*Supplied material*:
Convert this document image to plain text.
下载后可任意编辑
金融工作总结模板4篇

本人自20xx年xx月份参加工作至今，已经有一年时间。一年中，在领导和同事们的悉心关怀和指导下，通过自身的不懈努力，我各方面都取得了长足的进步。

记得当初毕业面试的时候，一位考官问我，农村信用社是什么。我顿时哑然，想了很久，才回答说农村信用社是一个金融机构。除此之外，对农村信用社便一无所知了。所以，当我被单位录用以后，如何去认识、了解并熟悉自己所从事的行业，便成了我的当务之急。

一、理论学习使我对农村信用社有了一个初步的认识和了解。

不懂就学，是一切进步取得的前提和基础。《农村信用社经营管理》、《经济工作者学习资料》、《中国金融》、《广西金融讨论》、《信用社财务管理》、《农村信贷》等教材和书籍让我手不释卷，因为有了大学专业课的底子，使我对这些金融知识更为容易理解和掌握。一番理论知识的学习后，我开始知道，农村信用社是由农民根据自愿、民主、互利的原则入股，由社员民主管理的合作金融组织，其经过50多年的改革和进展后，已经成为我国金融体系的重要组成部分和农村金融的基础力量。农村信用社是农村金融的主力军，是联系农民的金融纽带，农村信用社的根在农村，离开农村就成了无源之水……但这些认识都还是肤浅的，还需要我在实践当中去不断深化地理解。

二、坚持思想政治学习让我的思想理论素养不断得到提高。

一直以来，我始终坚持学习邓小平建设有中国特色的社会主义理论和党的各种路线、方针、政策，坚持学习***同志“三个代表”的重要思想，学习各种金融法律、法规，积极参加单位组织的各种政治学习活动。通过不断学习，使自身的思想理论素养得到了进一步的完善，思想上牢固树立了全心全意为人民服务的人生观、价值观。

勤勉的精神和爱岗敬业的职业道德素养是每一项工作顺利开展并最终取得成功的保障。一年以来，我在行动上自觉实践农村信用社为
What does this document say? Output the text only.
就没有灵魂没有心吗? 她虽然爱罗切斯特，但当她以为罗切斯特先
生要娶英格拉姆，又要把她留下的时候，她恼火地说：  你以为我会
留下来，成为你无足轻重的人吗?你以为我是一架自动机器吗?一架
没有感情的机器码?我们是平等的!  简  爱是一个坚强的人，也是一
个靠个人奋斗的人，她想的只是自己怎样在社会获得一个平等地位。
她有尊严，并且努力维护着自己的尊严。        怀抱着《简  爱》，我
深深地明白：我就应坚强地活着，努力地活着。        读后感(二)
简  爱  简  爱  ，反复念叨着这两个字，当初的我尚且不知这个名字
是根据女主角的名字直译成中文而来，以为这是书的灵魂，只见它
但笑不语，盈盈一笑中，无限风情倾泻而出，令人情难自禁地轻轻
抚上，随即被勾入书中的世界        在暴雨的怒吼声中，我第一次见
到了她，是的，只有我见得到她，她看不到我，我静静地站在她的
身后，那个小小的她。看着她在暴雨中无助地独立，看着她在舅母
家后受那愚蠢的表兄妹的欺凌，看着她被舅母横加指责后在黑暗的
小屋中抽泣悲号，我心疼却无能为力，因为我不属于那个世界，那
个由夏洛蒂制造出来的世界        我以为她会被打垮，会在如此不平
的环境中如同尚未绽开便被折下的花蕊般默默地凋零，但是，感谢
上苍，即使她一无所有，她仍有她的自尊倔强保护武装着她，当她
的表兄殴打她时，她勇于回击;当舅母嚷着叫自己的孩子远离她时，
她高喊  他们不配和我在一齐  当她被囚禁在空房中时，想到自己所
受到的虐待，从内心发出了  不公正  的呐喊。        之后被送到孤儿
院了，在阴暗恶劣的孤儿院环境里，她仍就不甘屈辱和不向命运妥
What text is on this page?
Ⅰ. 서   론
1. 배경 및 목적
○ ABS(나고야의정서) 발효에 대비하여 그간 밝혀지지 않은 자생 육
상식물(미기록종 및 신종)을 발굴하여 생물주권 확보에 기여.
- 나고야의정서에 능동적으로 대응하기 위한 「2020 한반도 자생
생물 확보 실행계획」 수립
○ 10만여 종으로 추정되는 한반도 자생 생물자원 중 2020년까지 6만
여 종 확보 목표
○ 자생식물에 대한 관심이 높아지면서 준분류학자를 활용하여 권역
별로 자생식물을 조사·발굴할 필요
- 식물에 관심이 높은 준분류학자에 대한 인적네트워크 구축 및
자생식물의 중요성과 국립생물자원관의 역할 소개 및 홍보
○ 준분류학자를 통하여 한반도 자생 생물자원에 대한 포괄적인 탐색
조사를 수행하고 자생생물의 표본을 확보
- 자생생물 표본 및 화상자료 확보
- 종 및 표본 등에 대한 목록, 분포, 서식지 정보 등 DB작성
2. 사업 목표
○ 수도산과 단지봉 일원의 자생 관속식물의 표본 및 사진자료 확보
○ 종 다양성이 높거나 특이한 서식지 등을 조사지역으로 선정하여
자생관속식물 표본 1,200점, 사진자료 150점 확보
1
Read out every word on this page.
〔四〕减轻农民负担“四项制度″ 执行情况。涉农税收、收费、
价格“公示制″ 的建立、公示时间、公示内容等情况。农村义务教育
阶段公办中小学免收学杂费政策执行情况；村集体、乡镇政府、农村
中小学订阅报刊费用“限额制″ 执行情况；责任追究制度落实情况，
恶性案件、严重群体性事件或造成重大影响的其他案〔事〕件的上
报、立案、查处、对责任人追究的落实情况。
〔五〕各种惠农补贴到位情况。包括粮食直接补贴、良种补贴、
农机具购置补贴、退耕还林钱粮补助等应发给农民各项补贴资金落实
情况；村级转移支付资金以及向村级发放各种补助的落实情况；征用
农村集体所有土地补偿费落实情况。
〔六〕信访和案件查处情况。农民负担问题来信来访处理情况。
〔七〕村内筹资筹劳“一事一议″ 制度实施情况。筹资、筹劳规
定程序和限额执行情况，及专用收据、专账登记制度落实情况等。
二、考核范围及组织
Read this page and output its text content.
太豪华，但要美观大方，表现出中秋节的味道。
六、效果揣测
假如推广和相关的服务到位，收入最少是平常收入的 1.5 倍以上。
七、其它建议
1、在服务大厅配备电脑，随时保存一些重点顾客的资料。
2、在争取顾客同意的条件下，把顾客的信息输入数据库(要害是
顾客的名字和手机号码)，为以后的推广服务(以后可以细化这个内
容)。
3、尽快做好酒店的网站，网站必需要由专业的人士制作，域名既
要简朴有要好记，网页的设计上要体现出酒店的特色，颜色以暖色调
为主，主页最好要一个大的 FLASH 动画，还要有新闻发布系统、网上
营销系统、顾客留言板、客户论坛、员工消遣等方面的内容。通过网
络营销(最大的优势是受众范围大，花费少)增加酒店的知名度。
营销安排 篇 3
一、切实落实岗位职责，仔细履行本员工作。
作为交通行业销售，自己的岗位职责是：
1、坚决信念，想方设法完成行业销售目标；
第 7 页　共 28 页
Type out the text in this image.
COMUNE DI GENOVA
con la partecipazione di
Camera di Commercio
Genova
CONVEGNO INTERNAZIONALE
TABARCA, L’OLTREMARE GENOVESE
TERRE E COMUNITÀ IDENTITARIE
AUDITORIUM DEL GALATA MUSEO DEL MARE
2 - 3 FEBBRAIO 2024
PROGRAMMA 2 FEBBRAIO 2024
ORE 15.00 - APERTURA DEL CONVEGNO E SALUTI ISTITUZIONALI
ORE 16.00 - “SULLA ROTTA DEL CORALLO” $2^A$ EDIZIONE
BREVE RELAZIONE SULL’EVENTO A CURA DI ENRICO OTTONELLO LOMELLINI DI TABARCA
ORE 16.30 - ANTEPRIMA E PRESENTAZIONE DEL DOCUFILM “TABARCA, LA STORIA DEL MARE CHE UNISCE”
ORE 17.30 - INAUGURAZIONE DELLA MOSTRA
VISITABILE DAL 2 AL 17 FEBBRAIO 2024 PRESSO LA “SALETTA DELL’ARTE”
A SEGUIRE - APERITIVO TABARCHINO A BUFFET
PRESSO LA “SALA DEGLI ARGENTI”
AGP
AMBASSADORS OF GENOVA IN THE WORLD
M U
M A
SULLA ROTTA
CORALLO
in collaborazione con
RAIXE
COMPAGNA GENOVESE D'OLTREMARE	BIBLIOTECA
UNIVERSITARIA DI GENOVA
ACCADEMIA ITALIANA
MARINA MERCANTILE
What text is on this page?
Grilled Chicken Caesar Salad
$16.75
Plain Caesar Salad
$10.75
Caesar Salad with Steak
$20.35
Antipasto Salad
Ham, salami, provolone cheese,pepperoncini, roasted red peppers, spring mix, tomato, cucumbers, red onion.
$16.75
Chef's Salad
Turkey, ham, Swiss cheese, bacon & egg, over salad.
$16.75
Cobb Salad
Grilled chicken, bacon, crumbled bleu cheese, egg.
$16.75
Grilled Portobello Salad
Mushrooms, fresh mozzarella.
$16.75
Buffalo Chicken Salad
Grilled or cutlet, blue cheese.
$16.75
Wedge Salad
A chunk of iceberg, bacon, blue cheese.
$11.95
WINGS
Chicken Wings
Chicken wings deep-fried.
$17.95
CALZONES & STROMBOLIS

*Brief*:
Pull out all lines in the data above that include "Read".

*Response*:
Read out every word on this page.
Read this page and output its text content.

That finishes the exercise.